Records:

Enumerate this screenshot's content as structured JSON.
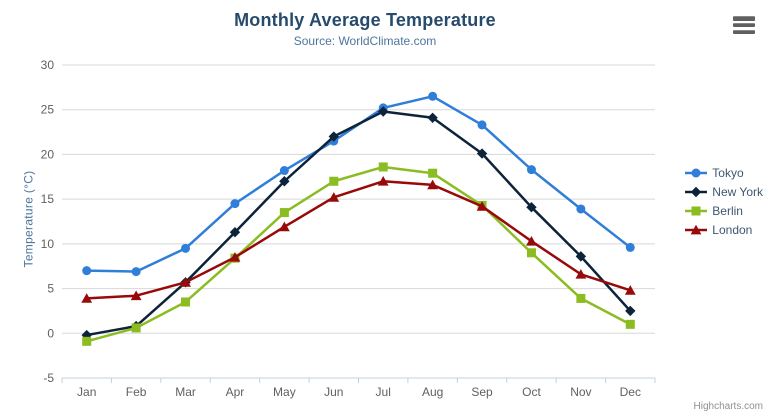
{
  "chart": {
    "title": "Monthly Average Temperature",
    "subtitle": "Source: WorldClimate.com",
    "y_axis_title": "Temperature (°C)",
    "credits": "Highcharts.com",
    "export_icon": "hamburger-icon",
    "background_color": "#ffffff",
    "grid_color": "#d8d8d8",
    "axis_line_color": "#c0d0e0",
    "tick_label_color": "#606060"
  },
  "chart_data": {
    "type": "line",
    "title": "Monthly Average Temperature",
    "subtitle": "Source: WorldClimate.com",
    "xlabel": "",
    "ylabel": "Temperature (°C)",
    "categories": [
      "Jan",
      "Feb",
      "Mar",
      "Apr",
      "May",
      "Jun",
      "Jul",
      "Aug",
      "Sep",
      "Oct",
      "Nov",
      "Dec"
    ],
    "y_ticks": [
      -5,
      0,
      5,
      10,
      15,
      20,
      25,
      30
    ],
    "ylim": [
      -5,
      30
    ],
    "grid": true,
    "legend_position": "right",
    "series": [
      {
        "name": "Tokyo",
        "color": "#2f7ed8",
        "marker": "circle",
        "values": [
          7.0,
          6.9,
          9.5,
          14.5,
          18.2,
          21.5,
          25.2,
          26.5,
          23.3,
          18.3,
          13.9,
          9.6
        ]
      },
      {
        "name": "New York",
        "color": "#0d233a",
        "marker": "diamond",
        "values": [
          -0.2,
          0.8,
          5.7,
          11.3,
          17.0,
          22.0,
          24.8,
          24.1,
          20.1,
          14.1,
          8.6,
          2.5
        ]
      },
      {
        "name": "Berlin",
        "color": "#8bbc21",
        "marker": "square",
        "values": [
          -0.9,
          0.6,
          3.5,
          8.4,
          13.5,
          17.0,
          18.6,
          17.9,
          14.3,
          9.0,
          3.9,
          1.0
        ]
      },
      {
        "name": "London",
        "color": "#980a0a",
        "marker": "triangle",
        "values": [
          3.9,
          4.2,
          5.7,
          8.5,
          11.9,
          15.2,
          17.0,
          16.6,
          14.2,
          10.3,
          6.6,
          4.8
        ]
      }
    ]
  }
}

WRITTEN INSTRUCTION
Omit the pictures and reproduce the listing exactly.

RESULT
Enumerate this screenshot's content as structured JSON.
{
  "chart": {
    "title": "Monthly Average Temperature",
    "subtitle": "Source: WorldClimate.com",
    "y_axis_title": "Temperature (°C)",
    "credits": "Highcharts.com",
    "export_icon": "hamburger-icon",
    "background_color": "#ffffff",
    "grid_color": "#d8d8d8",
    "axis_line_color": "#c0d0e0",
    "tick_label_color": "#606060"
  },
  "chart_data": {
    "type": "line",
    "title": "Monthly Average Temperature",
    "subtitle": "Source: WorldClimate.com",
    "xlabel": "",
    "ylabel": "Temperature (°C)",
    "categories": [
      "Jan",
      "Feb",
      "Mar",
      "Apr",
      "May",
      "Jun",
      "Jul",
      "Aug",
      "Sep",
      "Oct",
      "Nov",
      "Dec"
    ],
    "y_ticks": [
      -5,
      0,
      5,
      10,
      15,
      20,
      25,
      30
    ],
    "ylim": [
      -5,
      30
    ],
    "grid": true,
    "legend_position": "right",
    "series": [
      {
        "name": "Tokyo",
        "color": "#2f7ed8",
        "marker": "circle",
        "values": [
          7.0,
          6.9,
          9.5,
          14.5,
          18.2,
          21.5,
          25.2,
          26.5,
          23.3,
          18.3,
          13.9,
          9.6
        ]
      },
      {
        "name": "New York",
        "color": "#0d233a",
        "marker": "diamond",
        "values": [
          -0.2,
          0.8,
          5.7,
          11.3,
          17.0,
          22.0,
          24.8,
          24.1,
          20.1,
          14.1,
          8.6,
          2.5
        ]
      },
      {
        "name": "Berlin",
        "color": "#8bbc21",
        "marker": "square",
        "values": [
          -0.9,
          0.6,
          3.5,
          8.4,
          13.5,
          17.0,
          18.6,
          17.9,
          14.3,
          9.0,
          3.9,
          1.0
        ]
      },
      {
        "name": "London",
        "color": "#980a0a",
        "marker": "triangle",
        "values": [
          3.9,
          4.2,
          5.7,
          8.5,
          11.9,
          15.2,
          17.0,
          16.6,
          14.2,
          10.3,
          6.6,
          4.8
        ]
      }
    ]
  }
}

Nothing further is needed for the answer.